» **Task requirements**:
Note each line that includes the word "text". Copy those lines.

» **Entries shown**:
-- BEGIN --

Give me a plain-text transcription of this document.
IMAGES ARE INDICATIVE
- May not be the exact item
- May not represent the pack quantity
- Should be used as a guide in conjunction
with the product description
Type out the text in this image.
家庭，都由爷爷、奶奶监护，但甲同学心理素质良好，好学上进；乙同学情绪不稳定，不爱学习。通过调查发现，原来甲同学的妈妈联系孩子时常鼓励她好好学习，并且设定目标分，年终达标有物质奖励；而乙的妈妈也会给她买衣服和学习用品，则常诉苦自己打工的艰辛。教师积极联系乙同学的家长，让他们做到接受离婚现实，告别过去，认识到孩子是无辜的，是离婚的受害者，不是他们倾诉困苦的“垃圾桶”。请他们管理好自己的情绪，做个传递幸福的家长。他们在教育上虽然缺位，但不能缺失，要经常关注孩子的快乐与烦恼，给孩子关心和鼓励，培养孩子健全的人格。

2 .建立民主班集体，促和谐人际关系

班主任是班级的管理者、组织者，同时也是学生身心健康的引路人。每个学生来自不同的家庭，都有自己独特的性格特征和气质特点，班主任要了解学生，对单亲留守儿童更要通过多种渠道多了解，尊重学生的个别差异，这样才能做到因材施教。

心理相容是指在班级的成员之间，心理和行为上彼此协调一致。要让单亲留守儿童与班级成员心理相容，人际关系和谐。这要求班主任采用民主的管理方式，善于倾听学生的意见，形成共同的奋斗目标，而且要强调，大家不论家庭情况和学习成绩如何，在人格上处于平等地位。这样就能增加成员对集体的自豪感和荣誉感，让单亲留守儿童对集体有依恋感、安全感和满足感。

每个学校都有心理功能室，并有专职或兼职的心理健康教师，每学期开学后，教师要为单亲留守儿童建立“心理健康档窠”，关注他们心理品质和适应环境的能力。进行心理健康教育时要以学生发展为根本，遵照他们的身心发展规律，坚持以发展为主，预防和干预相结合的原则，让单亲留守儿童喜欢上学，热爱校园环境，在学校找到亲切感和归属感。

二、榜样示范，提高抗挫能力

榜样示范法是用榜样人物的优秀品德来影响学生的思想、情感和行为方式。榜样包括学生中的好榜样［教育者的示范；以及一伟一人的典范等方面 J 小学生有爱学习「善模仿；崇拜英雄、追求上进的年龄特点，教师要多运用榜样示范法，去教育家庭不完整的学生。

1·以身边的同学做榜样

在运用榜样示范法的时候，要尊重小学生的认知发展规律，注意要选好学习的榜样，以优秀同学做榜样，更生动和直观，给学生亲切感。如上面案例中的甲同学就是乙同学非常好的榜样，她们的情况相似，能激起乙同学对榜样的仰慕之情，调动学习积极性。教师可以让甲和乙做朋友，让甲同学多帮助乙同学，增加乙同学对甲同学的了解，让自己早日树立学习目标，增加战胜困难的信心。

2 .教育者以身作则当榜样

-- END --
-- BEGIN --

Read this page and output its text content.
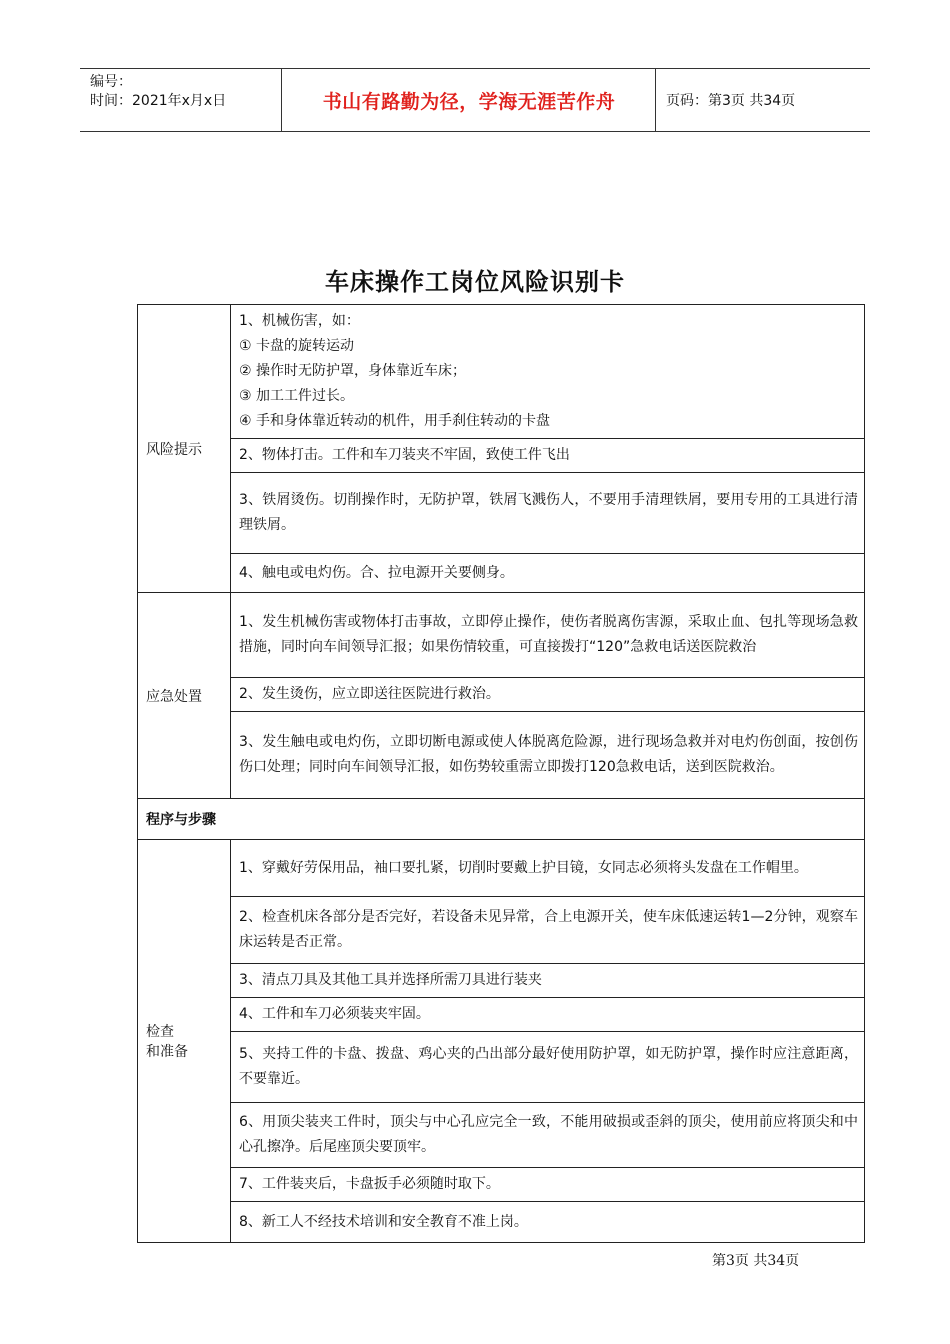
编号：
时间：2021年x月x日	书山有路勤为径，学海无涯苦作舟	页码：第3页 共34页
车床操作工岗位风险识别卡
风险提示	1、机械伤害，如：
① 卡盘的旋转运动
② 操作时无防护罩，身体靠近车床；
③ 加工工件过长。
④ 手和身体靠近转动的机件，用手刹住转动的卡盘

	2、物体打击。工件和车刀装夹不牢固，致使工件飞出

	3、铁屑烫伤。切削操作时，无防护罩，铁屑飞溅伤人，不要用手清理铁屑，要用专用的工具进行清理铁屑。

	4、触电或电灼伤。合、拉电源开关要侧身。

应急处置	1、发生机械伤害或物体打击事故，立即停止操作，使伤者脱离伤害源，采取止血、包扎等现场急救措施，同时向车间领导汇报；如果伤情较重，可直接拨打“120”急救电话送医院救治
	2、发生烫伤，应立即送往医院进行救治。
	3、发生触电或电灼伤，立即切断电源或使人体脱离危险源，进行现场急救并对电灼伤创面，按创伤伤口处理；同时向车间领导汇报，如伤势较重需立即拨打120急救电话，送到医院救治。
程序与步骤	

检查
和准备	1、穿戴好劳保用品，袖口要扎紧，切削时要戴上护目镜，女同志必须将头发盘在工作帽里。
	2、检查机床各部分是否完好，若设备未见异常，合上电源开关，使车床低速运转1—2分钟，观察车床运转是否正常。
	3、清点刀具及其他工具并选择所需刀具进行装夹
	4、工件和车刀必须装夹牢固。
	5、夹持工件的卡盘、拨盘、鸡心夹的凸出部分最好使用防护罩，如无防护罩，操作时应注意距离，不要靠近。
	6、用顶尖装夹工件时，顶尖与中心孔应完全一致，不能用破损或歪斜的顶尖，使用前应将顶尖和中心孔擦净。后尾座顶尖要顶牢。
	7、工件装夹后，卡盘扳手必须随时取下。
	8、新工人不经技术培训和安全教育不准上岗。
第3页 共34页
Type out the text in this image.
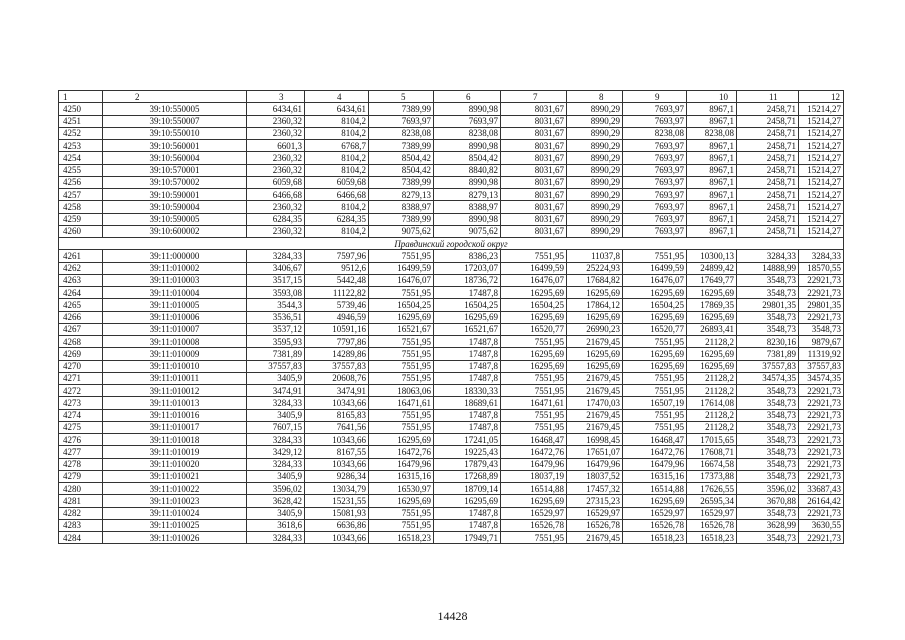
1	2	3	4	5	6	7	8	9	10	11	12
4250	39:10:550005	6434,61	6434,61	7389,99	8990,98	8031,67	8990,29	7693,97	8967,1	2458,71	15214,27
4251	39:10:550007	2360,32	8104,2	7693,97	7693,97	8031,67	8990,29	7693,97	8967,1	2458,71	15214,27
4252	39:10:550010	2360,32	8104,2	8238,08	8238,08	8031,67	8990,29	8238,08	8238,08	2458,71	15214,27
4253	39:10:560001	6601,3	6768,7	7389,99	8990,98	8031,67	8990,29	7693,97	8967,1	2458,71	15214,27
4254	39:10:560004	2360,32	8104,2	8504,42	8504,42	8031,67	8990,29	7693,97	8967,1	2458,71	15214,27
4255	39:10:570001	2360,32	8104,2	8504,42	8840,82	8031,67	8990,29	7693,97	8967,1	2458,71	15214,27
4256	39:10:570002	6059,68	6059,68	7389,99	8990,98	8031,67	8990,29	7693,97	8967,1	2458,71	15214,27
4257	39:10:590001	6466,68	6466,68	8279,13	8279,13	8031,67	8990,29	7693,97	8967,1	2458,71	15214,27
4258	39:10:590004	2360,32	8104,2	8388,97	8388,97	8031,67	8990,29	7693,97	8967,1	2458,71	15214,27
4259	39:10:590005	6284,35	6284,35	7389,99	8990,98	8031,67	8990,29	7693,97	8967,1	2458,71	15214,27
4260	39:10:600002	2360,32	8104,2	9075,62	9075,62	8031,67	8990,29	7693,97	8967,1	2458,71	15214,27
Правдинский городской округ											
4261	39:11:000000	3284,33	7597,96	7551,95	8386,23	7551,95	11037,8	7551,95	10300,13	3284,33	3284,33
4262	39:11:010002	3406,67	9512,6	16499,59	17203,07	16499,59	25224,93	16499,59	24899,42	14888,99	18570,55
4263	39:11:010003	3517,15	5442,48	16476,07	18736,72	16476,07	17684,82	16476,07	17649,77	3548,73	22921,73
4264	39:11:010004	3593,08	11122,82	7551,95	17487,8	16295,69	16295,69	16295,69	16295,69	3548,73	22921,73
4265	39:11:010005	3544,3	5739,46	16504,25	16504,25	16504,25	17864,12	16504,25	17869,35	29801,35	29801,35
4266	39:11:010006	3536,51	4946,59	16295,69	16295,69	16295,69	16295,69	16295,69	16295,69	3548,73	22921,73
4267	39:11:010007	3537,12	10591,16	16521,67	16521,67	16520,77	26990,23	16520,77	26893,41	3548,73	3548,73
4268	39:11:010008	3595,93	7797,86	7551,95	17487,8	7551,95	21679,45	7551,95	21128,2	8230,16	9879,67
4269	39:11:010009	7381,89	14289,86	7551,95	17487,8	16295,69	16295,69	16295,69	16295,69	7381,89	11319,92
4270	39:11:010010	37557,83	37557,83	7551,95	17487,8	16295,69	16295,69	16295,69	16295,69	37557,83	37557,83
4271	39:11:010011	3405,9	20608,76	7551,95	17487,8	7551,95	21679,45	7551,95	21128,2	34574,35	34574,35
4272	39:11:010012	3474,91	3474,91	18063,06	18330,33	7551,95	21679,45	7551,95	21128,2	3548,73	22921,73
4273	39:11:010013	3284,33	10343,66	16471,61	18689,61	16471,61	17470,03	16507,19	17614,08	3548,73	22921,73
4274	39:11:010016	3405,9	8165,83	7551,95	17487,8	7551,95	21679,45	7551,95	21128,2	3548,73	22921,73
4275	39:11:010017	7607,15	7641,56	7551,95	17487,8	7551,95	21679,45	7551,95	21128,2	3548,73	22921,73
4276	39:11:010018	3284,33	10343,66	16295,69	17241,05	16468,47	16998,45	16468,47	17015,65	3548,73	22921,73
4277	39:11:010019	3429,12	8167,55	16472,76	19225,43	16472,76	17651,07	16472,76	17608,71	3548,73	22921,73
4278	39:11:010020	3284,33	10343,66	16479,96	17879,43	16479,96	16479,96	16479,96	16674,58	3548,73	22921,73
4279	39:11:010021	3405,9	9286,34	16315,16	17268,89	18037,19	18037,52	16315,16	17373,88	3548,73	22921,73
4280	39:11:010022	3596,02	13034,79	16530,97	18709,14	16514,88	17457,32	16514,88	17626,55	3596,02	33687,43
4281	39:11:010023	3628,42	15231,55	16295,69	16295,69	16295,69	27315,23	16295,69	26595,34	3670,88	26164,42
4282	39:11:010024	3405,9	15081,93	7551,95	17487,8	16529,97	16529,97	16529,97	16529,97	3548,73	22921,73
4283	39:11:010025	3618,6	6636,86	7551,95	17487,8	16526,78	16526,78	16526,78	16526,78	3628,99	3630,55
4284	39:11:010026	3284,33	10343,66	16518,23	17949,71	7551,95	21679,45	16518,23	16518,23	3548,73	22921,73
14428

-- END --

» **Answer to the problem**:
Give me a plain-text transcription of this document.
Type out the text in this image.
Read this page and output its text content.
Type out the text in this image.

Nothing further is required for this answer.